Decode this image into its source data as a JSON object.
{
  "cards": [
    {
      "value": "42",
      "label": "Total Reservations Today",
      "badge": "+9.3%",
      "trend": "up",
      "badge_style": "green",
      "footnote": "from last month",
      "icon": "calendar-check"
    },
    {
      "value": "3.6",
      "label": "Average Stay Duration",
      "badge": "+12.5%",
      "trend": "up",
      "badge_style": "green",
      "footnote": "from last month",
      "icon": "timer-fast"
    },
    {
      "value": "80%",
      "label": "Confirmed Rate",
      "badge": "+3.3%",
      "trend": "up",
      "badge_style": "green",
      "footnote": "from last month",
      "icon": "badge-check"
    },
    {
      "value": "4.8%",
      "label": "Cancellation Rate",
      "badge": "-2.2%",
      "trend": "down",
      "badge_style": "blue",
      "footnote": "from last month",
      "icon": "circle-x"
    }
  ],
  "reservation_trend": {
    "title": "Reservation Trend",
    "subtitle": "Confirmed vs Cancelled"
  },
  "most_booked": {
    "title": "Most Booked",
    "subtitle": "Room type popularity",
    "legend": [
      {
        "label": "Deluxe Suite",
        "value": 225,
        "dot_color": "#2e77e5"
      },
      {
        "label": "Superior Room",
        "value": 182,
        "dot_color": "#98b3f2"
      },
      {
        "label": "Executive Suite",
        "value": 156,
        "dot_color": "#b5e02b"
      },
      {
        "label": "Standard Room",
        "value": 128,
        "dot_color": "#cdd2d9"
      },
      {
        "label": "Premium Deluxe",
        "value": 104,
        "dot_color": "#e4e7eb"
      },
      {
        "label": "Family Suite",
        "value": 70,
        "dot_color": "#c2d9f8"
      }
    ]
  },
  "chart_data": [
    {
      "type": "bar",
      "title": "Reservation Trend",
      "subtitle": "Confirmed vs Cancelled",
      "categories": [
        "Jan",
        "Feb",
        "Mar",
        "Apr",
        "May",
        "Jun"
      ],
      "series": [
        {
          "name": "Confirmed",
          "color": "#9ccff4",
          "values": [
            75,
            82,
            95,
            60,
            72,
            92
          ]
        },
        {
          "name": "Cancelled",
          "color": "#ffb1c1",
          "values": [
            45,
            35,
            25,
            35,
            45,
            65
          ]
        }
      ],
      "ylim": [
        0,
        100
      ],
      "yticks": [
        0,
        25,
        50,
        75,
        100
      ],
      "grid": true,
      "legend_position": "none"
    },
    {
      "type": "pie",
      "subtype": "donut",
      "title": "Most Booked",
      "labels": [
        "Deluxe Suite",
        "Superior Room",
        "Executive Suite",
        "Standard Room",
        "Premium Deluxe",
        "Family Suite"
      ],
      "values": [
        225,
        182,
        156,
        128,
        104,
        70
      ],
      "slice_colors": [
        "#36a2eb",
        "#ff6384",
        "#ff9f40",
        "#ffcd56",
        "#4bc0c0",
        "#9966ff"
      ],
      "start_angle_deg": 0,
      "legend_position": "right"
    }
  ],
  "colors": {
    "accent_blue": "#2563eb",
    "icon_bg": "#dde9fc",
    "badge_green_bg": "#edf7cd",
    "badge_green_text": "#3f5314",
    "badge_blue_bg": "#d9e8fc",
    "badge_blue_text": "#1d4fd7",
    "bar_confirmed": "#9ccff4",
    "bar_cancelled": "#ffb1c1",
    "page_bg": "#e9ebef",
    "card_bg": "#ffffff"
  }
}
━━━━━━━━━━━━━━━━━━━━
◆ Aim ◆
Copy out all the entries shown above, character for character.

◆ Correct response ◆
Decode this image into its source data as a JSON object.
{
  "cards": [
    {
      "value": "42",
      "label": "Total Reservations Today",
      "badge": "+9.3%",
      "trend": "up",
      "badge_style": "green",
      "footnote": "from last month",
      "icon": "calendar-check"
    },
    {
      "value": "3.6",
      "label": "Average Stay Duration",
      "badge": "+12.5%",
      "trend": "up",
      "badge_style": "green",
      "footnote": "from last month",
      "icon": "timer-fast"
    },
    {
      "value": "80%",
      "label": "Confirmed Rate",
      "badge": "+3.3%",
      "trend": "up",
      "badge_style": "green",
      "footnote": "from last month",
      "icon": "badge-check"
    },
    {
      "value": "4.8%",
      "label": "Cancellation Rate",
      "badge": "-2.2%",
      "trend": "down",
      "badge_style": "blue",
      "footnote": "from last month",
      "icon": "circle-x"
    }
  ],
  "reservation_trend": {
    "title": "Reservation Trend",
    "subtitle": "Confirmed vs Cancelled"
  },
  "most_booked": {
    "title": "Most Booked",
    "subtitle": "Room type popularity",
    "legend": [
      {
        "label": "Deluxe Suite",
        "value": 225,
        "dot_color": "#2e77e5"
      },
      {
        "label": "Superior Room",
        "value": 182,
        "dot_color": "#98b3f2"
      },
      {
        "label": "Executive Suite",
        "value": 156,
        "dot_color": "#b5e02b"
      },
      {
        "label": "Standard Room",
        "value": 128,
        "dot_color": "#cdd2d9"
      },
      {
        "label": "Premium Deluxe",
        "value": 104,
        "dot_color": "#e4e7eb"
      },
      {
        "label": "Family Suite",
        "value": 70,
        "dot_color": "#c2d9f8"
      }
    ]
  },
  "chart_data": [
    {
      "type": "bar",
      "title": "Reservation Trend",
      "subtitle": "Confirmed vs Cancelled",
      "categories": [
        "Jan",
        "Feb",
        "Mar",
        "Apr",
        "May",
        "Jun"
      ],
      "series": [
        {
          "name": "Confirmed",
          "color": "#9ccff4",
          "values": [
            75,
            82,
            95,
            60,
            72,
            92
          ]
        },
        {
          "name": "Cancelled",
          "color": "#ffb1c1",
          "values": [
            45,
            35,
            25,
            35,
            45,
            65
          ]
        }
      ],
      "ylim": [
        0,
        100
      ],
      "yticks": [
        0,
        25,
        50,
        75,
        100
      ],
      "grid": true,
      "legend_position": "none"
    },
    {
      "type": "pie",
      "subtype": "donut",
      "title": "Most Booked",
      "labels": [
        "Deluxe Suite",
        "Superior Room",
        "Executive Suite",
        "Standard Room",
        "Premium Deluxe",
        "Family Suite"
      ],
      "values": [
        225,
        182,
        156,
        128,
        104,
        70
      ],
      "slice_colors": [
        "#36a2eb",
        "#ff6384",
        "#ff9f40",
        "#ffcd56",
        "#4bc0c0",
        "#9966ff"
      ],
      "start_angle_deg": 0,
      "legend_position": "right"
    }
  ],
  "colors": {
    "accent_blue": "#2563eb",
    "icon_bg": "#dde9fc",
    "badge_green_bg": "#edf7cd",
    "badge_green_text": "#3f5314",
    "badge_blue_bg": "#d9e8fc",
    "badge_blue_text": "#1d4fd7",
    "bar_confirmed": "#9ccff4",
    "bar_cancelled": "#ffb1c1",
    "page_bg": "#e9ebef",
    "card_bg": "#ffffff"
  }
}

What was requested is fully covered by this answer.